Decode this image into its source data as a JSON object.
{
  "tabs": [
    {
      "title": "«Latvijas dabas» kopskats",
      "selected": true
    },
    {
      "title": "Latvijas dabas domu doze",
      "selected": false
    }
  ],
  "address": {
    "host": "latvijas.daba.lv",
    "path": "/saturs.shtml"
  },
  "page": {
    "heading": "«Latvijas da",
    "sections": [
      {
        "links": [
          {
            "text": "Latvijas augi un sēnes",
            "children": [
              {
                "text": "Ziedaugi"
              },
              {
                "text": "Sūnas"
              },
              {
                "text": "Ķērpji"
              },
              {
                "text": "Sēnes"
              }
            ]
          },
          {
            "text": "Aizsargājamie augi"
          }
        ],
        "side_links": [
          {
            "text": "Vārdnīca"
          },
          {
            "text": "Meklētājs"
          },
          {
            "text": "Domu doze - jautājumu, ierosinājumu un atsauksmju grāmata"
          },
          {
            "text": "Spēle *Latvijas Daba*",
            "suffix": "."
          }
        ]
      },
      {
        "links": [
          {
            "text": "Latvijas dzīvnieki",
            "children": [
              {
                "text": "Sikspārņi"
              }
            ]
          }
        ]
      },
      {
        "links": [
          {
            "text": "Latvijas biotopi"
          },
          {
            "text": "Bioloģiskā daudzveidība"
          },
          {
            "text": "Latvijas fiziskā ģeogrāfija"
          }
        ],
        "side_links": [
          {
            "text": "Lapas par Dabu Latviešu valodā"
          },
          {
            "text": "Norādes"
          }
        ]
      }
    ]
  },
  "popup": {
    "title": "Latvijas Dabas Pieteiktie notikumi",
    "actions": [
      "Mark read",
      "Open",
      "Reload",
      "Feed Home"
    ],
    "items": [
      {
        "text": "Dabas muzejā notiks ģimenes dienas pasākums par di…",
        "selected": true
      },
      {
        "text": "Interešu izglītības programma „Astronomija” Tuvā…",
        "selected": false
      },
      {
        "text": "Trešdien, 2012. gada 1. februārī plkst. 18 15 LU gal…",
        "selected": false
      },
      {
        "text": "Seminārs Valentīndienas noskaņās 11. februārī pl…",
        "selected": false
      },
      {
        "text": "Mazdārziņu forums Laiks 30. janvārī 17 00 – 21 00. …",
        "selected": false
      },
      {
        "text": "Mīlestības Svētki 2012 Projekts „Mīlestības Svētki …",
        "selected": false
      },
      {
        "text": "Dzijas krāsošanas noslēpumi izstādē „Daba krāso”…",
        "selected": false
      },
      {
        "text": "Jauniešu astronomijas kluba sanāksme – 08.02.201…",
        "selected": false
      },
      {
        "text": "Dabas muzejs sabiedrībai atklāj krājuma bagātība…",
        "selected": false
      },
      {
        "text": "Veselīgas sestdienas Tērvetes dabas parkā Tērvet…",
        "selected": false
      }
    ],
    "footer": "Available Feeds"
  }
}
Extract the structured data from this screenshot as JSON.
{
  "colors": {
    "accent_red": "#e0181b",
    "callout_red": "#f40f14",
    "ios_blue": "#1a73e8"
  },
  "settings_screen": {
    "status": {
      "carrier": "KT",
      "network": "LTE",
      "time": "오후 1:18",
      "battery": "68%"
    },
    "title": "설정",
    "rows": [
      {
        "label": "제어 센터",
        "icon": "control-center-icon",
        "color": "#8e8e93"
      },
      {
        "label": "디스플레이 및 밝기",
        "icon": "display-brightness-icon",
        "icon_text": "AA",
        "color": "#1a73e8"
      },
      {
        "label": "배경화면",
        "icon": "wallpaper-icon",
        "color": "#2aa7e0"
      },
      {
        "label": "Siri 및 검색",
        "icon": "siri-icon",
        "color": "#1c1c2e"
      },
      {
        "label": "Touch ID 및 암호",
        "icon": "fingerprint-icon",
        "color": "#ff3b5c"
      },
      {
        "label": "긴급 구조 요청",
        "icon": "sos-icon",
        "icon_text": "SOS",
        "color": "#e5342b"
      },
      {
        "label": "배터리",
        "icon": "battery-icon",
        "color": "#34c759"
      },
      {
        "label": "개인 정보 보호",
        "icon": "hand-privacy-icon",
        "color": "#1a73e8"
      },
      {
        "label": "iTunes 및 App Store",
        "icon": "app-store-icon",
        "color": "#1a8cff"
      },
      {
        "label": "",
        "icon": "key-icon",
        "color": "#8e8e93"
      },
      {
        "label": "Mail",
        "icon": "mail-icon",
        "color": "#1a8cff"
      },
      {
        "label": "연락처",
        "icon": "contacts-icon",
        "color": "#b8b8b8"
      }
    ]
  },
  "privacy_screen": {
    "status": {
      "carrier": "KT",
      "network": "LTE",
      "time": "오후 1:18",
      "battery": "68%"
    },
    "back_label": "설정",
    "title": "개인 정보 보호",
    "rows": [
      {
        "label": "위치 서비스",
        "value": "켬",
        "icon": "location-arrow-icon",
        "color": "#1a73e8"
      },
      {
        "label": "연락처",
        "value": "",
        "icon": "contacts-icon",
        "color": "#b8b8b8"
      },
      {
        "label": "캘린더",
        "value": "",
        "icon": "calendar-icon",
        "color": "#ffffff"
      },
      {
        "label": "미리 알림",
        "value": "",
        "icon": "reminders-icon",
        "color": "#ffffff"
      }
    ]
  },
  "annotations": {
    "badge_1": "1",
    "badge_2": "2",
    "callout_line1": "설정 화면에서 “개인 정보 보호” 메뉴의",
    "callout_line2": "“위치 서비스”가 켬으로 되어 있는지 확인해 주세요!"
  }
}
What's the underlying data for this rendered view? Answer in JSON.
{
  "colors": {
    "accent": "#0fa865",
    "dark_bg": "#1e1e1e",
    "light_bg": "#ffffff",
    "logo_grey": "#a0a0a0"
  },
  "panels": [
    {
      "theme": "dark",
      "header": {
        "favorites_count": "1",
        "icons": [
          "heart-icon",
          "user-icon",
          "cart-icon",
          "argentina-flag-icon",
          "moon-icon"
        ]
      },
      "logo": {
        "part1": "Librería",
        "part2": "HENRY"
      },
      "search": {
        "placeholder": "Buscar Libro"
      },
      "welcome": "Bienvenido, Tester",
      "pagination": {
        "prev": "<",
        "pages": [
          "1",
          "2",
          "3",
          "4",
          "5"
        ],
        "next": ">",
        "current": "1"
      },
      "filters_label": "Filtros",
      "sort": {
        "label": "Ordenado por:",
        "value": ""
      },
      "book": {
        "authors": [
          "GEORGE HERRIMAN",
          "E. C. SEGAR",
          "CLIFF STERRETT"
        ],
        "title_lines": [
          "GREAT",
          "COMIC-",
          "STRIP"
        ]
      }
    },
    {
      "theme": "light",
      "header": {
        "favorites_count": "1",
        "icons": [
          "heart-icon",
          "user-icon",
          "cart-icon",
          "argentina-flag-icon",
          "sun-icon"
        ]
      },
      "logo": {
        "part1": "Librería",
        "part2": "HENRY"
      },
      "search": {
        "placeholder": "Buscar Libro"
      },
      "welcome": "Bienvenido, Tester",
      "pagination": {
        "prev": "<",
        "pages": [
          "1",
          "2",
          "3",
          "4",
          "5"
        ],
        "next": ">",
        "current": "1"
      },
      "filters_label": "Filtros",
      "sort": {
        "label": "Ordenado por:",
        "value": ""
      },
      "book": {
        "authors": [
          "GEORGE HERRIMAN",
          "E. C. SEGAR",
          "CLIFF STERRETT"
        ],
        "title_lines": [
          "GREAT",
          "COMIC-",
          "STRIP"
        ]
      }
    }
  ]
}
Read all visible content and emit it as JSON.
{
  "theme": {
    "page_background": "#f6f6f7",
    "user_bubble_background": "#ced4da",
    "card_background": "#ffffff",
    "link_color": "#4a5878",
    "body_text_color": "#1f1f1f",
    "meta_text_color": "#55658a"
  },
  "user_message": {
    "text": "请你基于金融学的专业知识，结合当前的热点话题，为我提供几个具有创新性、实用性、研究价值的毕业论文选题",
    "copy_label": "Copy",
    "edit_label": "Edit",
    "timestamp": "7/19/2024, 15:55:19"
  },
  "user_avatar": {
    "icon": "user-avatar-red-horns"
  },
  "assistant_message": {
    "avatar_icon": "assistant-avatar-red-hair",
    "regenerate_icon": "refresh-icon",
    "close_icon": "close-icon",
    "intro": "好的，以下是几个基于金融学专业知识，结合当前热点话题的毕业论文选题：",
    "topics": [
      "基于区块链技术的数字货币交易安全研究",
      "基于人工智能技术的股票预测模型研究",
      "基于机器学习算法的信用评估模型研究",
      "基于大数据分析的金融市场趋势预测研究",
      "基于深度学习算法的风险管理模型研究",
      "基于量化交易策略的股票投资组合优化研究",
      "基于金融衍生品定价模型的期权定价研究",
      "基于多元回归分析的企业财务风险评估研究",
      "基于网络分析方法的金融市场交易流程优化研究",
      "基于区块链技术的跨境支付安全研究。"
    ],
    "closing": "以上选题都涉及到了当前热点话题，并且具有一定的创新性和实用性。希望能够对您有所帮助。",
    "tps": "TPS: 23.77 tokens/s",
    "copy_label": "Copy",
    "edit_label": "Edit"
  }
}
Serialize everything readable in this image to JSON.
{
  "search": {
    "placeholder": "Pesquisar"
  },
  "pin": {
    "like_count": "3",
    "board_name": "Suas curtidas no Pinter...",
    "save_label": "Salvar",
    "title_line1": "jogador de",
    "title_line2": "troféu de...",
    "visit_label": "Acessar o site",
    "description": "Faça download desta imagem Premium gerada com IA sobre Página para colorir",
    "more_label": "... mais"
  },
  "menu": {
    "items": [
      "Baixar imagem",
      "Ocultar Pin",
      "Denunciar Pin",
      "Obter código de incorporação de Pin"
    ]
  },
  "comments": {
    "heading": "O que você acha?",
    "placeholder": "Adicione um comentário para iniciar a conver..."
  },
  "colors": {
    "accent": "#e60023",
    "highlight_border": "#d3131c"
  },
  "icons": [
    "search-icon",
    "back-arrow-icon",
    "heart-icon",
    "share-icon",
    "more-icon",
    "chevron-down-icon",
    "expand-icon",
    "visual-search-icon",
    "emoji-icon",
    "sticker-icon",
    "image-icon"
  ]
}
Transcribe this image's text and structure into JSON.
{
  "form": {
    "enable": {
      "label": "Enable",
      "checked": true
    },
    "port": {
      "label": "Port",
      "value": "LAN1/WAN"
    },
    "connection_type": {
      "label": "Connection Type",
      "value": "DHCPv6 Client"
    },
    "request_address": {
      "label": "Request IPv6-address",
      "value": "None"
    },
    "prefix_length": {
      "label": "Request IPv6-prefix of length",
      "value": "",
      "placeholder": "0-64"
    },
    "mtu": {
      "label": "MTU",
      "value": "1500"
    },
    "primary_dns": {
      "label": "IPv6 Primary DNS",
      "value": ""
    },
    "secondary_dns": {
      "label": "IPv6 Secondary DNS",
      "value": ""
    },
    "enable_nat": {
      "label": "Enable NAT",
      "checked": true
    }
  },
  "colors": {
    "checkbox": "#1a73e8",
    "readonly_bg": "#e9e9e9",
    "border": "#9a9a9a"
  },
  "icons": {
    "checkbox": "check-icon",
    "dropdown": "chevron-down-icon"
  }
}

### Prompt
Work through the records line by line and tally those holding "data". Reply with the number alone.

### Output below
3